### [Task description]
Extract the listing in its entirety, keeping each line identical to the original.
--------------------------------
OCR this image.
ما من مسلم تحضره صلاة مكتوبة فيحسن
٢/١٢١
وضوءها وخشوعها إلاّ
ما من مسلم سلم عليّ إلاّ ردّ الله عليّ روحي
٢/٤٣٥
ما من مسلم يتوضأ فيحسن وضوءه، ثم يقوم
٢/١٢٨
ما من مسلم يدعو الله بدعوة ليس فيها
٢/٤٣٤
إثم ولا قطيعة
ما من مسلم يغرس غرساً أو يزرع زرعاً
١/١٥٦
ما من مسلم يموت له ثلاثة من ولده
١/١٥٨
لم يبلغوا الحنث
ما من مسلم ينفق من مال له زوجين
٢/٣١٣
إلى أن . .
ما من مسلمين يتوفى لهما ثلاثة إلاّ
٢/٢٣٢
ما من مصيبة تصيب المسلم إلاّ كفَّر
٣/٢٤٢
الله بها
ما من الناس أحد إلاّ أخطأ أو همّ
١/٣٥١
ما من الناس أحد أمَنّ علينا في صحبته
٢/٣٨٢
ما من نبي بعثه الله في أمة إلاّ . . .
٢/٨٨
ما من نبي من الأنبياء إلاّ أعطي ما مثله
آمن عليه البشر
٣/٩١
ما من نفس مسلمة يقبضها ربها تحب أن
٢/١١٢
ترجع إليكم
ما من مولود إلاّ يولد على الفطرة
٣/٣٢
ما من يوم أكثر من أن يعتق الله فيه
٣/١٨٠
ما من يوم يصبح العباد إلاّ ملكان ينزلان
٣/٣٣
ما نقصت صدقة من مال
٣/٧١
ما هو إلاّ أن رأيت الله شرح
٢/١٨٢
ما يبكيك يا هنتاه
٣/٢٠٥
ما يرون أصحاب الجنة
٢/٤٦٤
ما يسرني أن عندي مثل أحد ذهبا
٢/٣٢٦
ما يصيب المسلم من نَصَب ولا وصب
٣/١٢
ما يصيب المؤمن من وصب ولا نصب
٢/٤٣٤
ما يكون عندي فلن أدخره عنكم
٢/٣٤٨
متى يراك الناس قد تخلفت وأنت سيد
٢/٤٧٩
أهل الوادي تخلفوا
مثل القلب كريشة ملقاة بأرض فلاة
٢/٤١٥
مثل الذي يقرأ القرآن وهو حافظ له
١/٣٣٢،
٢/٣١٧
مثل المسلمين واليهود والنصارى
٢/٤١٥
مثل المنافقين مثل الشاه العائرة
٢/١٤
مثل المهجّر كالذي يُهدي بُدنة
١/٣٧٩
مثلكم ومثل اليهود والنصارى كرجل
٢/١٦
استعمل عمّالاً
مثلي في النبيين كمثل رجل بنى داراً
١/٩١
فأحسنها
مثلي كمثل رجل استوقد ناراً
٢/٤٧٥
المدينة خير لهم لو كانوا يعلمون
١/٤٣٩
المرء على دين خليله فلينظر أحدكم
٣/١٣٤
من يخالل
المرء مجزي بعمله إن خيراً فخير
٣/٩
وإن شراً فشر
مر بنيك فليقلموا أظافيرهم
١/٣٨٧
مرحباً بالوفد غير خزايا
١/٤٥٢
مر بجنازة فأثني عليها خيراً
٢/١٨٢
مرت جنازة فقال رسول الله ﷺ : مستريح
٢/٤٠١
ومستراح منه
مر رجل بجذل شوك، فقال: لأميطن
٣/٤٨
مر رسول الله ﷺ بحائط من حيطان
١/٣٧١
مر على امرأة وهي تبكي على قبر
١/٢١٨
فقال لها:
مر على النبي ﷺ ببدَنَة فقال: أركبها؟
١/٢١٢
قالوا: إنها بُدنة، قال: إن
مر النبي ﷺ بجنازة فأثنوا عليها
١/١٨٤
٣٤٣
--------------------------------
### [Exercise answer]
OCR this image.
ما من مسلم تحضره صلاة مكتوبة فيحسن
٢/١٢١
وضوءها وخشوعها إلاّ
ما من مسلم سلم عليّ إلاّ ردّ الله عليّ روحي
٢/٤٣٥
ما من مسلم يتوضأ فيحسن وضوءه، ثم يقوم
٢/١٢٨
ما من مسلم يدعو الله بدعوة ليس فيها
٢/٤٣٤
إثم ولا قطيعة
ما من مسلم يغرس غرساً أو يزرع زرعاً
١/١٥٦
ما من مسلم يموت له ثلاثة من ولده
١/١٥٨
لم يبلغوا الحنث
ما من مسلم ينفق من مال له زوجين
٢/٣١٣
إلى أن . .
ما من مسلمين يتوفى لهما ثلاثة إلاّ
٢/٢٣٢
ما من مصيبة تصيب المسلم إلاّ كفَّر
٣/٢٤٢
الله بها
ما من الناس أحد إلاّ أخطأ أو همّ
١/٣٥١
ما من الناس أحد أمَنّ علينا في صحبته
٢/٣٨٢
ما من نبي بعثه الله في أمة إلاّ . . .
٢/٨٨
ما من نبي من الأنبياء إلاّ أعطي ما مثله
آمن عليه البشر
٣/٩١
ما من نفس مسلمة يقبضها ربها تحب أن
٢/١١٢
ترجع إليكم
ما من مولود إلاّ يولد على الفطرة
٣/٣٢
ما من يوم أكثر من أن يعتق الله فيه
٣/١٨٠
ما من يوم يصبح العباد إلاّ ملكان ينزلان
٣/٣٣
ما نقصت صدقة من مال
٣/٧١
ما هو إلاّ أن رأيت الله شرح
٢/١٨٢
ما يبكيك يا هنتاه
٣/٢٠٥
ما يرون أصحاب الجنة
٢/٤٦٤
ما يسرني أن عندي مثل أحد ذهبا
٢/٣٢٦
ما يصيب المسلم من نَصَب ولا وصب
٣/١٢
ما يصيب المؤمن من وصب ولا نصب
٢/٤٣٤
ما يكون عندي فلن أدخره عنكم
٢/٣٤٨
متى يراك الناس قد تخلفت وأنت سيد
٢/٤٧٩
أهل الوادي تخلفوا
مثل القلب كريشة ملقاة بأرض فلاة
٢/٤١٥
مثل الذي يقرأ القرآن وهو حافظ له
١/٣٣٢،
٢/٣١٧
مثل المسلمين واليهود والنصارى
٢/٤١٥
مثل المنافقين مثل الشاه العائرة
٢/١٤
مثل المهجّر كالذي يُهدي بُدنة
١/٣٧٩
مثلكم ومثل اليهود والنصارى كرجل
٢/١٦
استعمل عمّالاً
مثلي في النبيين كمثل رجل بنى داراً
١/٩١
فأحسنها
مثلي كمثل رجل استوقد ناراً
٢/٤٧٥
المدينة خير لهم لو كانوا يعلمون
١/٤٣٩
المرء على دين خليله فلينظر أحدكم
٣/١٣٤
من يخالل
المرء مجزي بعمله إن خيراً فخير
٣/٩
وإن شراً فشر
مر بنيك فليقلموا أظافيرهم
١/٣٨٧
مرحباً بالوفد غير خزايا
١/٤٥٢
مر بجنازة فأثني عليها خيراً
٢/١٨٢
مرت جنازة فقال رسول الله ﷺ : مستريح
٢/٤٠١
ومستراح منه
مر رجل بجذل شوك، فقال: لأميطن
٣/٤٨
مر رسول الله ﷺ بحائط من حيطان
١/٣٧١
مر على امرأة وهي تبكي على قبر
١/٢١٨
فقال لها:
مر على النبي ﷺ ببدَنَة فقال: أركبها؟
١/٢١٢
قالوا: إنها بُدنة، قال: إن
مر النبي ﷺ بجنازة فأثنوا عليها
١/١٨٤
٣٤٣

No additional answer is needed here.